Scan the lines below for the string "headache" and report how many lines contain it, giving only the number.
------ Recorded data
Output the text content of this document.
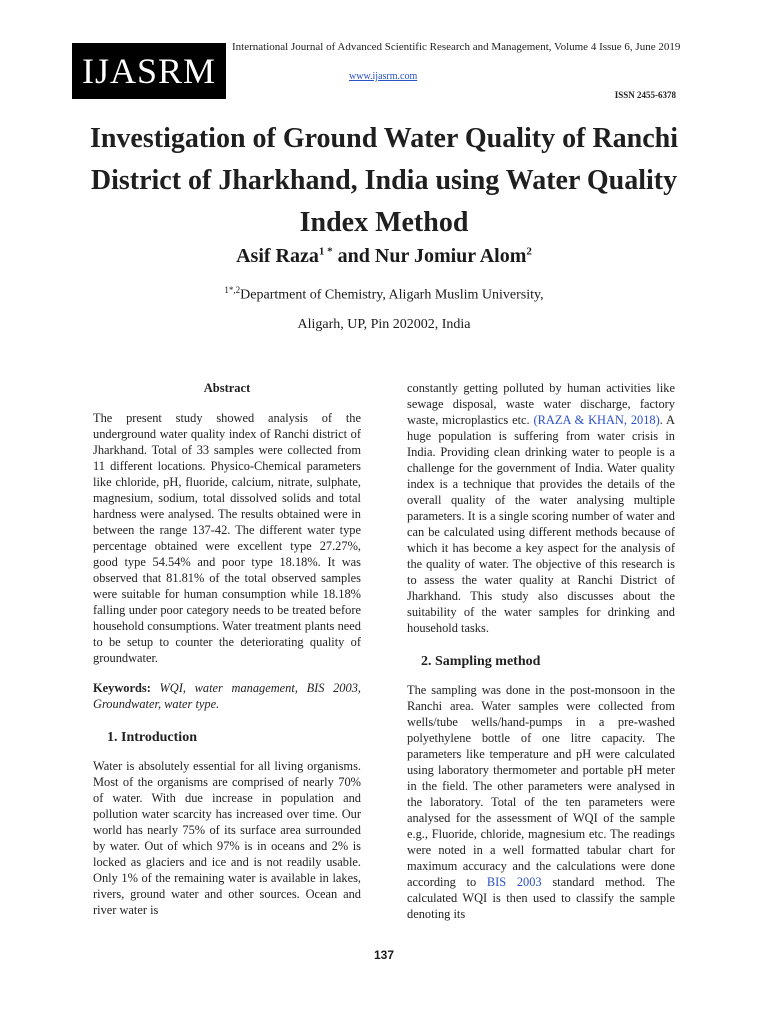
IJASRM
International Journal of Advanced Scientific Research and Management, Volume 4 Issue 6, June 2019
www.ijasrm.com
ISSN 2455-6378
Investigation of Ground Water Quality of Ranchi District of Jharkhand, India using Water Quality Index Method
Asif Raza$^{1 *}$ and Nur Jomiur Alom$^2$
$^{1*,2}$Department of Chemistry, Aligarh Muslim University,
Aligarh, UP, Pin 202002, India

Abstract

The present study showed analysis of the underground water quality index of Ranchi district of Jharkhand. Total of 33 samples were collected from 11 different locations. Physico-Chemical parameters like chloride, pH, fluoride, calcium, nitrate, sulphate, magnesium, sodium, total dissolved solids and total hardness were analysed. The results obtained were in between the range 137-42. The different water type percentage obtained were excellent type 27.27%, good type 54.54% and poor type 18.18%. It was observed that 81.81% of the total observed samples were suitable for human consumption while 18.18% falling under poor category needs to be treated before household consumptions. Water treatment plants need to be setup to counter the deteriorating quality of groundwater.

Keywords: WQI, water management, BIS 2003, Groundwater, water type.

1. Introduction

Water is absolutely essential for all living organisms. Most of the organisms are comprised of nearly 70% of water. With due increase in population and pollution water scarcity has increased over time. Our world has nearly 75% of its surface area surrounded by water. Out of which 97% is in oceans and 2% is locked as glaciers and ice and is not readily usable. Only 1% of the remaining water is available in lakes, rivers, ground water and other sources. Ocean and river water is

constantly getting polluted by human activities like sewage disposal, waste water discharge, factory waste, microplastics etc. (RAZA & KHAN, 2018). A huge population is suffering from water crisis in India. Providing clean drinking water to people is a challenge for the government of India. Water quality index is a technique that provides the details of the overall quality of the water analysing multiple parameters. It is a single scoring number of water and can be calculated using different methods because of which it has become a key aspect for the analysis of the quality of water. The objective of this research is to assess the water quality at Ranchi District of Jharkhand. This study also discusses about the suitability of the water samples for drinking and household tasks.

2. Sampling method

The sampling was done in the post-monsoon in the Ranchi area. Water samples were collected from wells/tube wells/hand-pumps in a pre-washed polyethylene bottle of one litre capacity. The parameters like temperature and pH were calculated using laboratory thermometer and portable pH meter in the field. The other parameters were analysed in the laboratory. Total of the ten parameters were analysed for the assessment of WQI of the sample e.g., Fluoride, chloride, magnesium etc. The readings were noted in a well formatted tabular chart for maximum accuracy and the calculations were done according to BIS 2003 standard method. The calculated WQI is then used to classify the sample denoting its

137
------------
------ Recorded data
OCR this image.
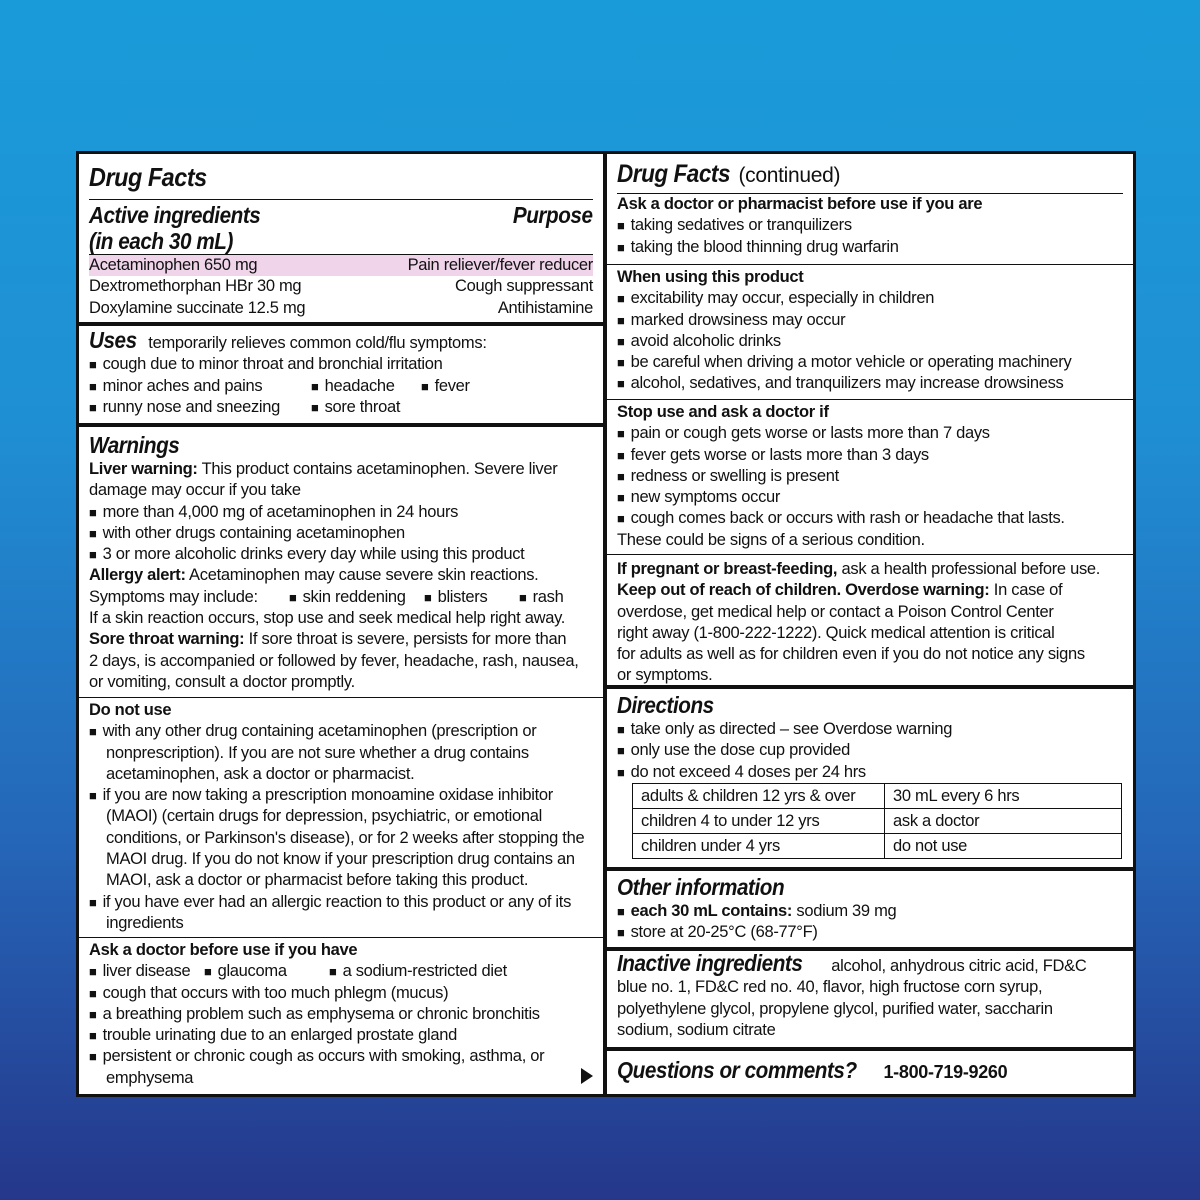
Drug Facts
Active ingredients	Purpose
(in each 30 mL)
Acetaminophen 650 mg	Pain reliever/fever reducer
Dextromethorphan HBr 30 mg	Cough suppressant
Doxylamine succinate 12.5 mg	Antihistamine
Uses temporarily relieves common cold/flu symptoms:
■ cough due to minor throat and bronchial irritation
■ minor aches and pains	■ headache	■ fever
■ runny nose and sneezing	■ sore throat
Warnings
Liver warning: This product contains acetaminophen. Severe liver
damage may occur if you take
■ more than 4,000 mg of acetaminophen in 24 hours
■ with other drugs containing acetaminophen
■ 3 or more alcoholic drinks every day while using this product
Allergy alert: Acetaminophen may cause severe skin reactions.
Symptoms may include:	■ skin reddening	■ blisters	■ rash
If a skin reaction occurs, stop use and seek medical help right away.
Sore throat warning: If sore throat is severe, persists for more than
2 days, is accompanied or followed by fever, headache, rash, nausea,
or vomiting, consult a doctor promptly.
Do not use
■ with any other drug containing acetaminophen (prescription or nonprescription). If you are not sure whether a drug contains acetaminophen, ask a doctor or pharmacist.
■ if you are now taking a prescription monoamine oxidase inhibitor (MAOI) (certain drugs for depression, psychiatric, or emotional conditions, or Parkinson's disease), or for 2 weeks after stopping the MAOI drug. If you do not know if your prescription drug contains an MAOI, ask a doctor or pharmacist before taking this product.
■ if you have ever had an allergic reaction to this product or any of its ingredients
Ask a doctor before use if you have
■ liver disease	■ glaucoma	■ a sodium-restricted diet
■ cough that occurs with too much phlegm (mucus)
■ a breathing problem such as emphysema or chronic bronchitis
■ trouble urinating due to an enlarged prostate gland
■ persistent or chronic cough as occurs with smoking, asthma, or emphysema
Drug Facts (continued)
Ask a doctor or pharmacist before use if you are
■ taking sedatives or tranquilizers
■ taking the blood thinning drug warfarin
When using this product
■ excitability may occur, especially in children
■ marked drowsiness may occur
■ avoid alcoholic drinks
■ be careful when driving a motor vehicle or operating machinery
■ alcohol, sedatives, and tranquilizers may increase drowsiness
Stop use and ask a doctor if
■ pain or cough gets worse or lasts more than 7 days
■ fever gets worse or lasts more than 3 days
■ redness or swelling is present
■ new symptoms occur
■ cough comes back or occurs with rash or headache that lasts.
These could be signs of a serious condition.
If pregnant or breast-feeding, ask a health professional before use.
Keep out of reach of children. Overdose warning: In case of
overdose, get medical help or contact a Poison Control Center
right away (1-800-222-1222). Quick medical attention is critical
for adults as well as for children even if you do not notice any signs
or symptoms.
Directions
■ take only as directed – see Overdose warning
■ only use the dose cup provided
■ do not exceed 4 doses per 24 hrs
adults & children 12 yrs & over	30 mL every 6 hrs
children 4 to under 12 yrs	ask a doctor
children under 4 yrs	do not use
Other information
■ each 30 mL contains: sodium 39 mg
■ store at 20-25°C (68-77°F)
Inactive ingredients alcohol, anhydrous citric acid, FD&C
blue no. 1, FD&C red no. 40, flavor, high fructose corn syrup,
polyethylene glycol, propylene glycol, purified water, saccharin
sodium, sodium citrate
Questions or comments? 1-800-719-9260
------------
[Response to this task]
3